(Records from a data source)
=-=-=
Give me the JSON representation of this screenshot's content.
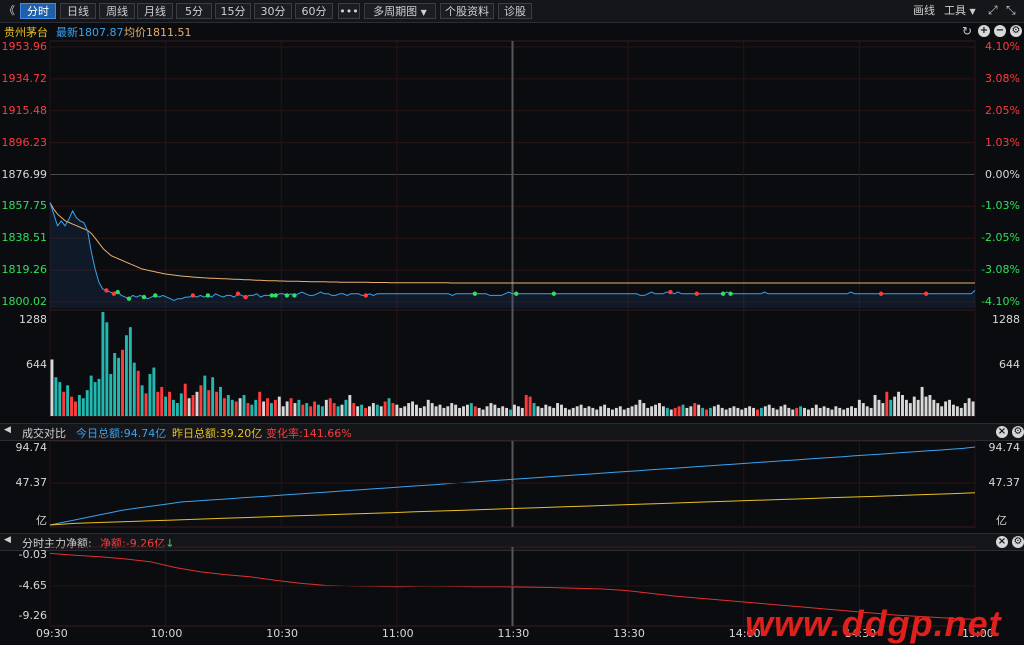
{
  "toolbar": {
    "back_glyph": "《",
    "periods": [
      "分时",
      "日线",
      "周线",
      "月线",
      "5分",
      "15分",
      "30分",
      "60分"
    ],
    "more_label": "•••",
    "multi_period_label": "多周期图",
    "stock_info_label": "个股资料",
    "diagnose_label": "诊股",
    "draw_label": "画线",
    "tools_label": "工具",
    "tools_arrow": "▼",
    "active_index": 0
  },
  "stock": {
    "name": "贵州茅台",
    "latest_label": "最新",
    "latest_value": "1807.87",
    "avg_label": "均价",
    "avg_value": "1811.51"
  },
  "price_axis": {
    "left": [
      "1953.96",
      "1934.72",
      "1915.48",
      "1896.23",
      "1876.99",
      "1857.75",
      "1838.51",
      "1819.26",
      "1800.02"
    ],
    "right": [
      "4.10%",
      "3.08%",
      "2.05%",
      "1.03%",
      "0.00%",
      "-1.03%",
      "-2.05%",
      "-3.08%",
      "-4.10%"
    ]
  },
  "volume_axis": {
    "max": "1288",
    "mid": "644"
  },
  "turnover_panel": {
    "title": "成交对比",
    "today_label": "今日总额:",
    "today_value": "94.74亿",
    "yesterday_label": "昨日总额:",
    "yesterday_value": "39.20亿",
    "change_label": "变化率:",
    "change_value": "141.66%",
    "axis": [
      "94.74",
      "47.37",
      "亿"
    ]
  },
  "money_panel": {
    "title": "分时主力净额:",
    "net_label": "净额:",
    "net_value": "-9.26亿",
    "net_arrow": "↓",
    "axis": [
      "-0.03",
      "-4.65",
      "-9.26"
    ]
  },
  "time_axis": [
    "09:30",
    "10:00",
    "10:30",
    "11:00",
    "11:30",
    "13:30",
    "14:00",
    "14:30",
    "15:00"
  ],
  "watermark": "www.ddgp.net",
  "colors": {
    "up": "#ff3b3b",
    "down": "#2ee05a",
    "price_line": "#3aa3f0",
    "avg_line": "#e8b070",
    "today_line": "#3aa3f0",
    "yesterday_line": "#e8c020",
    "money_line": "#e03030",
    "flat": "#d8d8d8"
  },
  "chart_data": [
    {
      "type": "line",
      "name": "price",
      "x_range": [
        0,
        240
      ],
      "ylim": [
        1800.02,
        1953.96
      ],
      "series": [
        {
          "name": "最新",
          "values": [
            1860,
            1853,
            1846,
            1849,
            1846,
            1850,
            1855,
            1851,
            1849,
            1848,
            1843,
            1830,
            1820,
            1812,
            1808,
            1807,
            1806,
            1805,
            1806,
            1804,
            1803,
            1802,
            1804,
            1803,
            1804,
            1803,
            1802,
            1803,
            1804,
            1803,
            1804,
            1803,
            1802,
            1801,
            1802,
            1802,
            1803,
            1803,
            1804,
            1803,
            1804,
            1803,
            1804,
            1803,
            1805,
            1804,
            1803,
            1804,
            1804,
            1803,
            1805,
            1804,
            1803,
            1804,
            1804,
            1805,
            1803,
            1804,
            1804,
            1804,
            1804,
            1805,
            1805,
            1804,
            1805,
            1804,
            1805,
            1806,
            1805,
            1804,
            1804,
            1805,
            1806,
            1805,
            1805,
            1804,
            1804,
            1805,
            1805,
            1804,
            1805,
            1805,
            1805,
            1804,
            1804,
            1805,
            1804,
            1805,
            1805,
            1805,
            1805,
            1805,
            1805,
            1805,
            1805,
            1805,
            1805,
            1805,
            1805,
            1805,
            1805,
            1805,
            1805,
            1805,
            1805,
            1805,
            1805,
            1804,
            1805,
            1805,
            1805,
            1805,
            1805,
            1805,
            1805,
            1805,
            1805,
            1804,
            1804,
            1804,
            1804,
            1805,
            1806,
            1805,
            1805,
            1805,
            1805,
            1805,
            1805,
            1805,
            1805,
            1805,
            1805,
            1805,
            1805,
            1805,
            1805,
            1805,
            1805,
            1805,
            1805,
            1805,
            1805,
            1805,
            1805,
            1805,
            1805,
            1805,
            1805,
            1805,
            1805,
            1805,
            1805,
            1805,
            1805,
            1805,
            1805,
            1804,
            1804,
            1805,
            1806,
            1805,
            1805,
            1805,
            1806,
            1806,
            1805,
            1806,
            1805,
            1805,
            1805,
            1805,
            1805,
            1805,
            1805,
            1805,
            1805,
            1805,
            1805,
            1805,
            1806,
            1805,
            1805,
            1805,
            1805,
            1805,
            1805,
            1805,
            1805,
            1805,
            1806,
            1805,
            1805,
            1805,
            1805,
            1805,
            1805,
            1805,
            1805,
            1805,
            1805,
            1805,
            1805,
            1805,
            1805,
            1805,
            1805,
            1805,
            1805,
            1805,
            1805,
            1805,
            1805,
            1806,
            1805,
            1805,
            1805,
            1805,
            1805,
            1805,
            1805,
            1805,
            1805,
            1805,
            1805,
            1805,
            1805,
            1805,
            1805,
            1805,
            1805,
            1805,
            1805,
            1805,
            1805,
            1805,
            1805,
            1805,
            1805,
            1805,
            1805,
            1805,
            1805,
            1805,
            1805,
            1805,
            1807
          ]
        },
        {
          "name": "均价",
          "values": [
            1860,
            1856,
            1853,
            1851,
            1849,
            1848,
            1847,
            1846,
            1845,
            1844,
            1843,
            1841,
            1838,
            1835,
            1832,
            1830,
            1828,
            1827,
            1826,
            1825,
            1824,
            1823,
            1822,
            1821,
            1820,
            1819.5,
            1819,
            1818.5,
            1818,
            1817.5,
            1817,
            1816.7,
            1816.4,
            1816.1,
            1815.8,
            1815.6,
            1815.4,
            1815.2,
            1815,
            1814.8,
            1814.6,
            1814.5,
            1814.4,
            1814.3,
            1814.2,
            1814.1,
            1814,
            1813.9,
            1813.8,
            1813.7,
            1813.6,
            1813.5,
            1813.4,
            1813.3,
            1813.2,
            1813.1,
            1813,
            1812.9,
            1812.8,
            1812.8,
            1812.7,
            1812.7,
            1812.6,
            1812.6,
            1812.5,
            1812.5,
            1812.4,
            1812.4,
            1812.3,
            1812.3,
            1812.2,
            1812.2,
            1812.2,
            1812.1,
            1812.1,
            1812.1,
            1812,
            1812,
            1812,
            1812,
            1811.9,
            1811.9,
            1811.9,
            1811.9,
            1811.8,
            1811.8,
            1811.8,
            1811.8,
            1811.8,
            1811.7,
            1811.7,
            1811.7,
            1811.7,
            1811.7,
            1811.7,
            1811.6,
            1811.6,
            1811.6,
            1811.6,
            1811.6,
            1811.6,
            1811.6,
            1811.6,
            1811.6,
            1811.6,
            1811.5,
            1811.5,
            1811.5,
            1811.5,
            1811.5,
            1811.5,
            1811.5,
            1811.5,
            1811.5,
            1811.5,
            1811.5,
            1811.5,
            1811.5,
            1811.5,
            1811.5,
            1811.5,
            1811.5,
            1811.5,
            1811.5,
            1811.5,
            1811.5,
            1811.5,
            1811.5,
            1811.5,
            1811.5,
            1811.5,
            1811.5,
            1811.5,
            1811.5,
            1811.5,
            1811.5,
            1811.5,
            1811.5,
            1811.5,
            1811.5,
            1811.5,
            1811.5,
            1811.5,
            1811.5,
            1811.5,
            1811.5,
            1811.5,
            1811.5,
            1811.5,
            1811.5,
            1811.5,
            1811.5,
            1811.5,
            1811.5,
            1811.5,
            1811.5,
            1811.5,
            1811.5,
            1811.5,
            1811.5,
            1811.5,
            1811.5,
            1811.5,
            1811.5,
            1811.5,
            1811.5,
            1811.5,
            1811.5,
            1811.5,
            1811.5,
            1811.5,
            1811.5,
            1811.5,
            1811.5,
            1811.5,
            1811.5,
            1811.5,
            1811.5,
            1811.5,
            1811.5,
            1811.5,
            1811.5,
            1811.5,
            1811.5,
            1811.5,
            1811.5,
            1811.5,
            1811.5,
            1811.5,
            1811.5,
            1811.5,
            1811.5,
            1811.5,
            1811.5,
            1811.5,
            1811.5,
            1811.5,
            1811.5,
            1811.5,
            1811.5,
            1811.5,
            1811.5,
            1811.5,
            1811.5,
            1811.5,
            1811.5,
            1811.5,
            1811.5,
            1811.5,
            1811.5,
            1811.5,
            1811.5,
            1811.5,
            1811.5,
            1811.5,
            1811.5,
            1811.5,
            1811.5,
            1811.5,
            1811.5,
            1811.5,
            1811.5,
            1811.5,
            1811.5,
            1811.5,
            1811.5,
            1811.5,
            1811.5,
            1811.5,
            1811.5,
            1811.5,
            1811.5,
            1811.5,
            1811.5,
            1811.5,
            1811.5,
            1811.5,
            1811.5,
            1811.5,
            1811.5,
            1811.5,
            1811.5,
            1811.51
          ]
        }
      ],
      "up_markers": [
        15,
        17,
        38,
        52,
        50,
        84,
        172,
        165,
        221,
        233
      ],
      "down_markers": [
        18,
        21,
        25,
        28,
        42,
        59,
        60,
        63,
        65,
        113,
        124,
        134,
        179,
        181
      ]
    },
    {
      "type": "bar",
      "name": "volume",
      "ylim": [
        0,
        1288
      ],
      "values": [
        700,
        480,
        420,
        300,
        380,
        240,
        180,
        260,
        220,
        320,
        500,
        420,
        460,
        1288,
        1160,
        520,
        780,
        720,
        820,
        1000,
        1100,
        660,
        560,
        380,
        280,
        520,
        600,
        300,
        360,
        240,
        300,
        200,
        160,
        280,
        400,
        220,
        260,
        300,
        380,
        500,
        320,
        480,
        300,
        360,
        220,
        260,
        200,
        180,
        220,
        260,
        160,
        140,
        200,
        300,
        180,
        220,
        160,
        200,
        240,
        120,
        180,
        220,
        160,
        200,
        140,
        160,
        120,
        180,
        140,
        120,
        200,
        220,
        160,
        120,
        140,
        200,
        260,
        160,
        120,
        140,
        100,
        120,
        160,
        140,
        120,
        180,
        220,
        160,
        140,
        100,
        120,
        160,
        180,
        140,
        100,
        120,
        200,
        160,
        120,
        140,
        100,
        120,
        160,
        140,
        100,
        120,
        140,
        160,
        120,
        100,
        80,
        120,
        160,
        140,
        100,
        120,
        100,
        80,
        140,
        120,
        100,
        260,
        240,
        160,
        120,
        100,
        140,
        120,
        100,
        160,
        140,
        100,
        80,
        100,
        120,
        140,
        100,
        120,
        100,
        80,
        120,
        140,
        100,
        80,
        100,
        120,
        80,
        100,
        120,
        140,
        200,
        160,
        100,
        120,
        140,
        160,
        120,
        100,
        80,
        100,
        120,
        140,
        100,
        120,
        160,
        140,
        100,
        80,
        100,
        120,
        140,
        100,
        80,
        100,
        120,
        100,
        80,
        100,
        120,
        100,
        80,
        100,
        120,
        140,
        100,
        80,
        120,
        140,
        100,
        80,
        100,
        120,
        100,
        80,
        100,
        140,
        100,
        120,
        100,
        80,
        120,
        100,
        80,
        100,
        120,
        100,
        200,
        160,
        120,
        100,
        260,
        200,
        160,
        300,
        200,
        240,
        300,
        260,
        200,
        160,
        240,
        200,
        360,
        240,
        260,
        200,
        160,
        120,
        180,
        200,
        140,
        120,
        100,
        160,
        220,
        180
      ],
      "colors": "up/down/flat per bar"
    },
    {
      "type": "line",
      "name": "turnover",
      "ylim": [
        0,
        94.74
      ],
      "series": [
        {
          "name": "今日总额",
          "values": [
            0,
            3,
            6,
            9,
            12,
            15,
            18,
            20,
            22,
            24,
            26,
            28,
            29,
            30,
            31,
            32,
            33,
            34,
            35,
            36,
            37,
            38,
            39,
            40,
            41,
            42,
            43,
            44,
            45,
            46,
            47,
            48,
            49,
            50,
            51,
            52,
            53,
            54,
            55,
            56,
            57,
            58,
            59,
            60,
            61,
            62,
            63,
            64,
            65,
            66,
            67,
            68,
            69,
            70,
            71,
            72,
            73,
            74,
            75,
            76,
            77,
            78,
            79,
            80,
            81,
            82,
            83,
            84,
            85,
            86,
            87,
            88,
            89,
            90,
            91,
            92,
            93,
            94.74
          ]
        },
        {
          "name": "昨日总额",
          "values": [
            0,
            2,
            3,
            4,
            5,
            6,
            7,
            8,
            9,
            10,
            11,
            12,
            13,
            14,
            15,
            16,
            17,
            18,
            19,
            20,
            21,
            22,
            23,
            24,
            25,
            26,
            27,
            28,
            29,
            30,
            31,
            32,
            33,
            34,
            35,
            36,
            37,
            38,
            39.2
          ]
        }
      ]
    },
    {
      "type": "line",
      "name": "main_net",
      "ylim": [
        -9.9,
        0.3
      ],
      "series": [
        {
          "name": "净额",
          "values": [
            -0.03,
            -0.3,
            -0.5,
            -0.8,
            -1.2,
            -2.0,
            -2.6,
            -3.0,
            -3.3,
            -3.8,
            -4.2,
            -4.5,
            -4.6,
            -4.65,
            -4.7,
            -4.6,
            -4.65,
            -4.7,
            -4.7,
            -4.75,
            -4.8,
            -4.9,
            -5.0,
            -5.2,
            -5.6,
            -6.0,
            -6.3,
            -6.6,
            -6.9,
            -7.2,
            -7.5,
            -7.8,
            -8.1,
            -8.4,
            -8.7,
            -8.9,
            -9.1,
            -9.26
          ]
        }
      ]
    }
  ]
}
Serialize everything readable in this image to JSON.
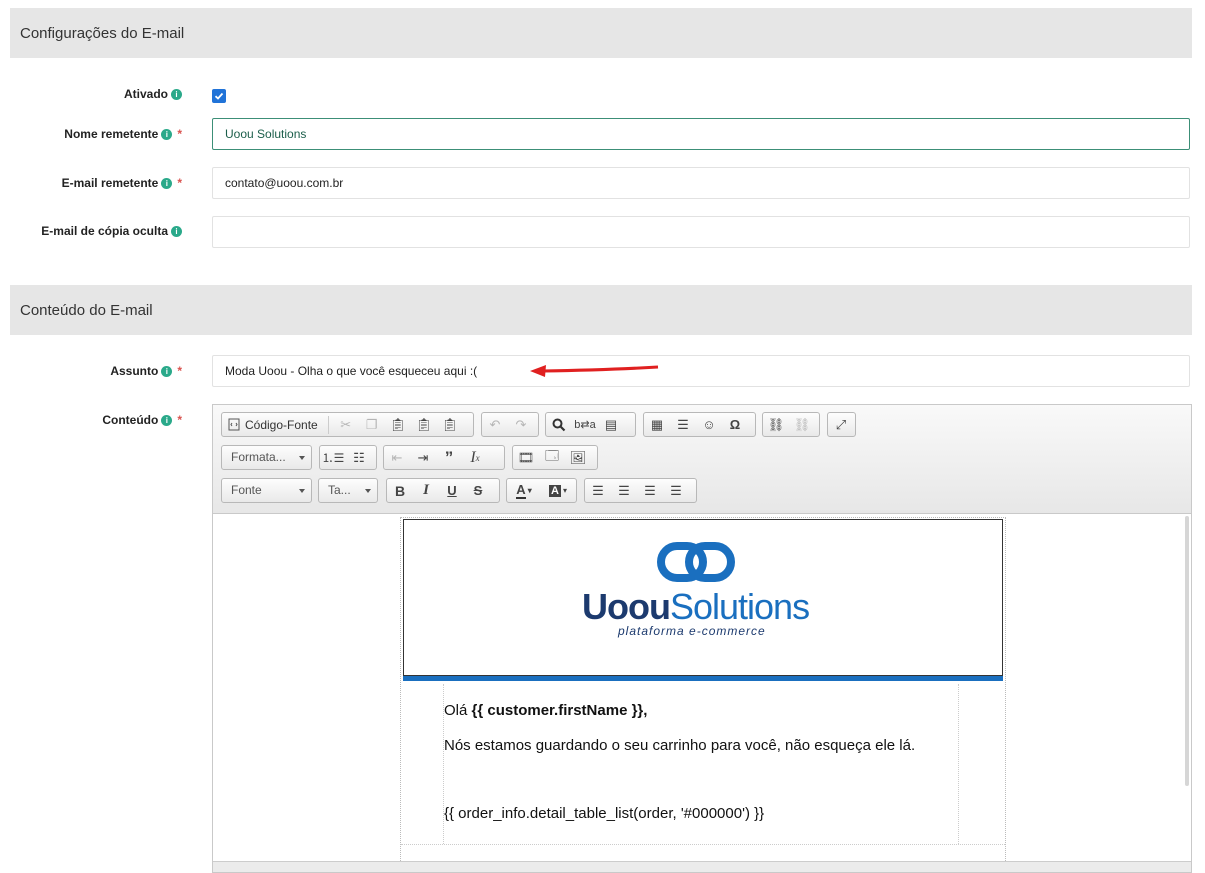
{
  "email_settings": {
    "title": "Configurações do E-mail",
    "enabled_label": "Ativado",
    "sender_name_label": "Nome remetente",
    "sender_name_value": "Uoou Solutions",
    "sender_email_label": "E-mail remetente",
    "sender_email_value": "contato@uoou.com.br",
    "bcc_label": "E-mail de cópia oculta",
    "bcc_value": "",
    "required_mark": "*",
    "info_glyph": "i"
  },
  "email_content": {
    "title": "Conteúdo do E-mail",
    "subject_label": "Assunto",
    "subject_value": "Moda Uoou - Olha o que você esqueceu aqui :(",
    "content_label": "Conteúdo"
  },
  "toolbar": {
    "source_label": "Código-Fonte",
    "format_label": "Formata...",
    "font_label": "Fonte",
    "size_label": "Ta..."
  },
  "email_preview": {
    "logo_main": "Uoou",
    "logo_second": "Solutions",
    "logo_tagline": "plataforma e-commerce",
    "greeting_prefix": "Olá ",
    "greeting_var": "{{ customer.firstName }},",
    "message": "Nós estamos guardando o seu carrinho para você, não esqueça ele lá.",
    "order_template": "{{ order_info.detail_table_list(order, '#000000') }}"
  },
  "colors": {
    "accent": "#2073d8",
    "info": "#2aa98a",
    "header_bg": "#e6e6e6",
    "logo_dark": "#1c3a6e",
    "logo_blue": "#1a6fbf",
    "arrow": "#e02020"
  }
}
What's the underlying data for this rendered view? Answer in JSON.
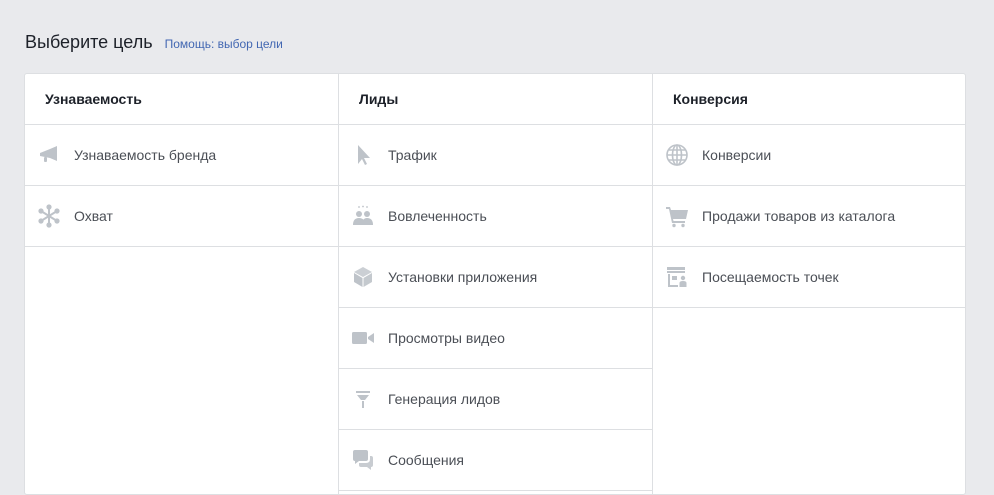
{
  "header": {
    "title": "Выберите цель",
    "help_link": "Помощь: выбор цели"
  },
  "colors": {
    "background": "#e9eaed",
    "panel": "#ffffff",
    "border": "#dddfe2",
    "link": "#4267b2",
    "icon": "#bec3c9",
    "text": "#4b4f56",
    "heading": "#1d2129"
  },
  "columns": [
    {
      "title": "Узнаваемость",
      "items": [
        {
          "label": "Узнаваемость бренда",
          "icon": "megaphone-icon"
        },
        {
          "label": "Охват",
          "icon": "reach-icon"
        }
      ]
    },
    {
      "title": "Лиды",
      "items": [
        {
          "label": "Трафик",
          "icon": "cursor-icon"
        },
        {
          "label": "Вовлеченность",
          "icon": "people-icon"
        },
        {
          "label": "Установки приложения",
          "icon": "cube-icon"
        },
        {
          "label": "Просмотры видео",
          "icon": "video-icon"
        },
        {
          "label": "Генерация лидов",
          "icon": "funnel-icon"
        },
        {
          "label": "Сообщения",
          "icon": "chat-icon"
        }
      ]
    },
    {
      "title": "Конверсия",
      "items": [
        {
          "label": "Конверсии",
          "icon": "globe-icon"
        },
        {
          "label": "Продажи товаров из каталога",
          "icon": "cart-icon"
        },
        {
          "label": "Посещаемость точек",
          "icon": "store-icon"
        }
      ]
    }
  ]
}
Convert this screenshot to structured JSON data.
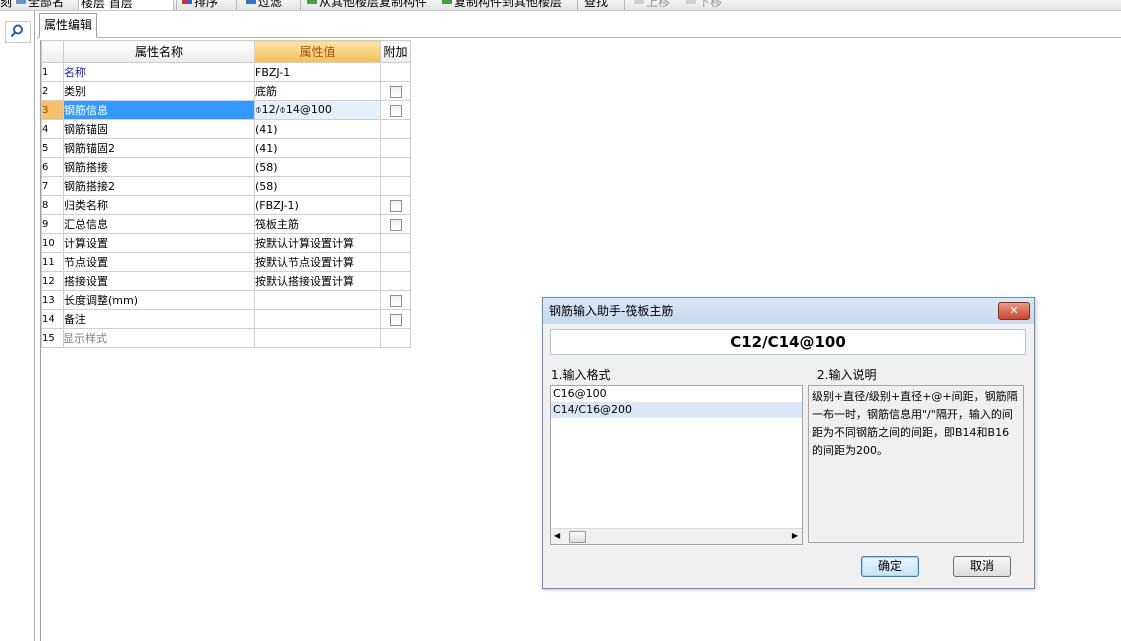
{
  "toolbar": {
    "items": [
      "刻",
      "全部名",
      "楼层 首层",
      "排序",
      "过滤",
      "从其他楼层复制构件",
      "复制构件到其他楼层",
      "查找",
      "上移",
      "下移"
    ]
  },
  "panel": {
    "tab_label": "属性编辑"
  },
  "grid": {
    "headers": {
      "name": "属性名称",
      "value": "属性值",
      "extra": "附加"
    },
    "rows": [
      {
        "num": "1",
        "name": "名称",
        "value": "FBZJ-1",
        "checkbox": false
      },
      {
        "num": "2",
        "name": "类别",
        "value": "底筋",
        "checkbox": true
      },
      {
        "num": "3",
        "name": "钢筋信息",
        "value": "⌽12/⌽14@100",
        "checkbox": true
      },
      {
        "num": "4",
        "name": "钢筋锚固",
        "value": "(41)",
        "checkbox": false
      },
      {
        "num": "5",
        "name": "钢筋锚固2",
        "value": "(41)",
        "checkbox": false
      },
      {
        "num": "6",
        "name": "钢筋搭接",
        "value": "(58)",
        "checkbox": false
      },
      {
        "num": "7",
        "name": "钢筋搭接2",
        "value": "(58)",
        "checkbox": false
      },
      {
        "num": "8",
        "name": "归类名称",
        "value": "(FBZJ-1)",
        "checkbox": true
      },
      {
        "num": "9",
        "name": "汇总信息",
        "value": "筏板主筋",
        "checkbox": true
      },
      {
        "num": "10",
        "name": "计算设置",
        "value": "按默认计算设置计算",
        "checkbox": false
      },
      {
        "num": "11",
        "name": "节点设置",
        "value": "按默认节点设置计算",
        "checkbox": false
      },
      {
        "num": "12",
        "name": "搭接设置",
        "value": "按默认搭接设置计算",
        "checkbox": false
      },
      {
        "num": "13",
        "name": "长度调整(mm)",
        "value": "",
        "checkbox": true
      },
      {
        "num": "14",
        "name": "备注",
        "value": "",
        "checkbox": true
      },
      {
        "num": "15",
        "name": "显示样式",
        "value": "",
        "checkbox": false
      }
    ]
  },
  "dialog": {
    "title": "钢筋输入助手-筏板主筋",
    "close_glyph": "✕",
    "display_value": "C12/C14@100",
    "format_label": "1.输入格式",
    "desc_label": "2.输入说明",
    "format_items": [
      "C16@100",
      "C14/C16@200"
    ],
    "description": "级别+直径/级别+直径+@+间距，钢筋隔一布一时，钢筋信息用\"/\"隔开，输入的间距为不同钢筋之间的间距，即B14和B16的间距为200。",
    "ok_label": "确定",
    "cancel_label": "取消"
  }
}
=-=-=
_Job:_
Gather each line of the listing containing the word "JSON" and show it.

_Correct response:_
Give me the JSON representation of this screenshot's content.
Serialize everything readable in this image to JSON.
What's the underlying data for this rendered view? Answer in JSON.
Convert this screenshot to structured JSON data.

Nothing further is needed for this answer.